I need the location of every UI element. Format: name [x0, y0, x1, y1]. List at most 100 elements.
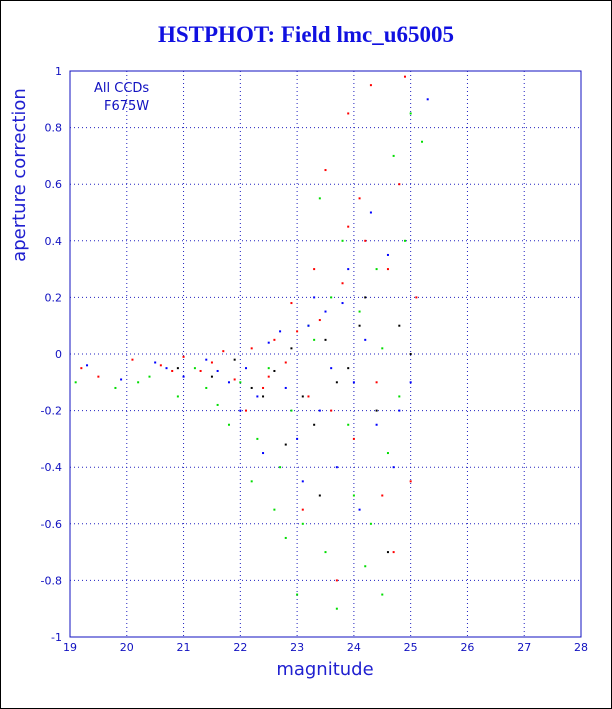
- data-point: [193, 367, 196, 370]
- data-point: [381, 593, 384, 596]
- data-point: [409, 480, 412, 483]
- data-point: [358, 197, 361, 200]
- data-point: [375, 268, 378, 271]
- x-tick-label: 25: [404, 641, 418, 654]
- data-point: [409, 381, 412, 384]
- y-tick-label: -1: [51, 631, 62, 644]
- data-point: [358, 310, 361, 313]
- data-point: [335, 607, 338, 610]
- data-point: [341, 239, 344, 242]
- data-point: [415, 296, 418, 299]
- data-point: [262, 386, 265, 389]
- data-point: [352, 437, 355, 440]
- data-point: [159, 364, 162, 367]
- data-point: [386, 268, 389, 271]
- data-point: [398, 395, 401, 398]
- data-point: [307, 324, 310, 327]
- data-point: [330, 409, 333, 412]
- data-point: [347, 112, 350, 115]
- data-point: [233, 378, 236, 381]
- data-point: [250, 386, 253, 389]
- y-tick-label: -0.6: [41, 518, 62, 531]
- data-point: [216, 369, 219, 372]
- data-point: [398, 183, 401, 186]
- data-point: [267, 375, 270, 378]
- data-point: [301, 395, 304, 398]
- data-point: [290, 302, 293, 305]
- data-point: [97, 375, 100, 378]
- data-point: [313, 423, 316, 426]
- data-point: [369, 522, 372, 525]
- data-point: [341, 282, 344, 285]
- data-point: [290, 347, 293, 350]
- data-point: [307, 395, 310, 398]
- data-point: [392, 551, 395, 554]
- data-point: [131, 358, 134, 361]
- data-point: [313, 268, 316, 271]
- data-point: [381, 494, 384, 497]
- data-point: [313, 296, 316, 299]
- x-axis-label: magnitude: [276, 659, 373, 680]
- data-point: [369, 84, 372, 87]
- data-point: [421, 140, 424, 143]
- data-point: [386, 452, 389, 455]
- data-point: [205, 358, 208, 361]
- y-tick-label: -0.4: [41, 461, 62, 474]
- y-tick-label: 1: [55, 65, 62, 78]
- y-tick-label: 0.2: [45, 291, 63, 304]
- annotation-filter: F675W: [104, 99, 149, 114]
- data-point: [137, 381, 140, 384]
- data-point: [176, 367, 179, 370]
- data-point: [154, 361, 157, 364]
- data-point: [222, 350, 225, 353]
- data-points: [74, 75, 429, 610]
- data-point: [256, 437, 259, 440]
- y-tick-labels: -1 -0.8 -0.6 -0.4 -0.2 0 0.2 0.4 0.6 0.8 1: [41, 65, 62, 644]
- data-point: [301, 522, 304, 525]
- x-tick-label: 20: [120, 641, 134, 654]
- data-point: [273, 338, 276, 341]
- data-point: [330, 367, 333, 370]
- data-point: [335, 466, 338, 469]
- data-point: [364, 296, 367, 299]
- data-point: [205, 386, 208, 389]
- data-point: [324, 338, 327, 341]
- y-tick-label: 0.8: [45, 122, 63, 135]
- data-point: [318, 409, 321, 412]
- data-point: [256, 395, 259, 398]
- data-point: [398, 324, 401, 327]
- data-point: [250, 480, 253, 483]
- data-point: [403, 75, 406, 78]
- data-point: [239, 409, 242, 412]
- data-point: [114, 386, 117, 389]
- x-tick-label: 19: [63, 641, 77, 654]
- data-point: [347, 268, 350, 271]
- data-point: [341, 302, 344, 305]
- plot-area: [69, 70, 582, 638]
- data-point: [284, 386, 287, 389]
- data-point: [80, 367, 83, 370]
- data-point: [347, 367, 350, 370]
- data-point: [409, 353, 412, 355]
- data-point: [318, 494, 321, 497]
- data-point: [284, 536, 287, 539]
- data-point: [284, 443, 287, 446]
- data-point: [375, 381, 378, 384]
- x-tick-label: 24: [347, 641, 361, 654]
- x-tick-label: 28: [574, 641, 588, 654]
- data-point: [324, 551, 327, 554]
- data-point: [369, 211, 372, 214]
- data-point: [301, 480, 304, 483]
- x-tick-label: 26: [460, 641, 474, 654]
- data-point: [86, 364, 89, 367]
- data-point: [426, 98, 429, 101]
- annotation-ccds: All CCDs: [94, 81, 149, 96]
- chart-title: HSTPHOT: Field lmc_u65005: [157, 22, 455, 47]
- data-point: [313, 338, 316, 341]
- data-point: [403, 239, 406, 242]
- data-point: [318, 319, 321, 322]
- data-point: [210, 361, 213, 364]
- data-point: [364, 338, 367, 341]
- data-point: [358, 324, 361, 327]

········

*What the task requires*
Copy out every one of the lines above without changing anything, and omit the picture.

*Reply to the exercise*
I need the location of every UI element. Format: name [x0, y0, x1, y1]. List at most 100 elements.
- data-point: [193, 367, 196, 370]
- data-point: [381, 593, 384, 596]
- data-point: [409, 480, 412, 483]
- data-point: [358, 197, 361, 200]
- data-point: [375, 268, 378, 271]
- x-tick-label: 25: [404, 641, 418, 654]
- data-point: [409, 381, 412, 384]
- y-tick-label: -1: [51, 631, 62, 644]
- data-point: [358, 310, 361, 313]
- data-point: [335, 607, 338, 610]
- data-point: [341, 239, 344, 242]
- data-point: [415, 296, 418, 299]
- data-point: [262, 386, 265, 389]
- data-point: [352, 437, 355, 440]
- data-point: [159, 364, 162, 367]
- data-point: [386, 268, 389, 271]
- data-point: [398, 395, 401, 398]
- data-point: [307, 324, 310, 327]
- data-point: [330, 409, 333, 412]
- data-point: [347, 112, 350, 115]
- data-point: [233, 378, 236, 381]
- data-point: [250, 386, 253, 389]
- y-tick-label: -0.6: [41, 518, 62, 531]
- data-point: [216, 369, 219, 372]
- data-point: [398, 183, 401, 186]
- data-point: [267, 375, 270, 378]
- data-point: [301, 395, 304, 398]
- data-point: [290, 302, 293, 305]
- data-point: [97, 375, 100, 378]
- data-point: [313, 423, 316, 426]
- data-point: [369, 522, 372, 525]
- data-point: [341, 282, 344, 285]
- data-point: [290, 347, 293, 350]
- data-point: [307, 395, 310, 398]
- data-point: [392, 551, 395, 554]
- data-point: [131, 358, 134, 361]
- data-point: [313, 268, 316, 271]
- data-point: [381, 494, 384, 497]
- data-point: [313, 296, 316, 299]
- x-axis-label: magnitude: [276, 659, 373, 680]
- data-point: [369, 84, 372, 87]
- data-point: [421, 140, 424, 143]
- data-point: [386, 452, 389, 455]
- data-point: [205, 358, 208, 361]
- y-tick-label: -0.4: [41, 461, 62, 474]
- y-tick-label: 1: [55, 65, 62, 78]
- y-tick-label: 0.2: [45, 291, 63, 304]
- annotation-filter: F675W: [104, 99, 149, 114]
- data-point: [137, 381, 140, 384]
- data-point: [176, 367, 179, 370]
- data-point: [154, 361, 157, 364]
- data-point: [222, 350, 225, 353]
- data-points: [74, 75, 429, 610]
- data-point: [256, 437, 259, 440]
- y-tick-labels: -1 -0.8 -0.6 -0.4 -0.2 0 0.2 0.4 0.6 0.8 1: [41, 65, 62, 644]
- data-point: [301, 522, 304, 525]
- x-tick-label: 20: [120, 641, 134, 654]
- data-point: [273, 338, 276, 341]
- data-point: [330, 367, 333, 370]
- data-point: [335, 466, 338, 469]
- data-point: [364, 296, 367, 299]
- data-point: [205, 386, 208, 389]
- data-point: [324, 338, 327, 341]
- y-tick-label: 0.8: [45, 122, 63, 135]
- data-point: [318, 409, 321, 412]
- data-point: [256, 395, 259, 398]
- data-point: [398, 324, 401, 327]
- data-point: [250, 480, 253, 483]
- data-point: [403, 75, 406, 78]
- data-point: [239, 409, 242, 412]
- data-point: [114, 386, 117, 389]
- x-tick-label: 19: [63, 641, 77, 654]
- data-point: [347, 268, 350, 271]
- data-point: [341, 302, 344, 305]
- plot-area: [69, 70, 582, 638]
- data-point: [284, 386, 287, 389]
- data-point: [80, 367, 83, 370]
- data-point: [347, 367, 350, 370]
- data-point: [409, 353, 412, 355]
- data-point: [318, 494, 321, 497]
- data-point: [284, 536, 287, 539]
- data-point: [284, 443, 287, 446]
- data-point: [375, 381, 378, 384]
- x-tick-label: 24: [347, 641, 361, 654]
- x-tick-label: 28: [574, 641, 588, 654]
- data-point: [324, 551, 327, 554]
- data-point: [369, 211, 372, 214]
- data-point: [301, 480, 304, 483]
- x-tick-label: 26: [460, 641, 474, 654]
- data-point: [86, 364, 89, 367]
- data-point: [426, 98, 429, 101]
- annotation-ccds: All CCDs: [94, 81, 149, 96]
- chart-title: HSTPHOT: Field lmc_u65005: [157, 22, 455, 47]
- data-point: [313, 338, 316, 341]
- data-point: [403, 239, 406, 242]
- data-point: [318, 319, 321, 322]
- data-point: [210, 361, 213, 364]
- data-point: [364, 338, 367, 341]
- data-point: [358, 324, 361, 327]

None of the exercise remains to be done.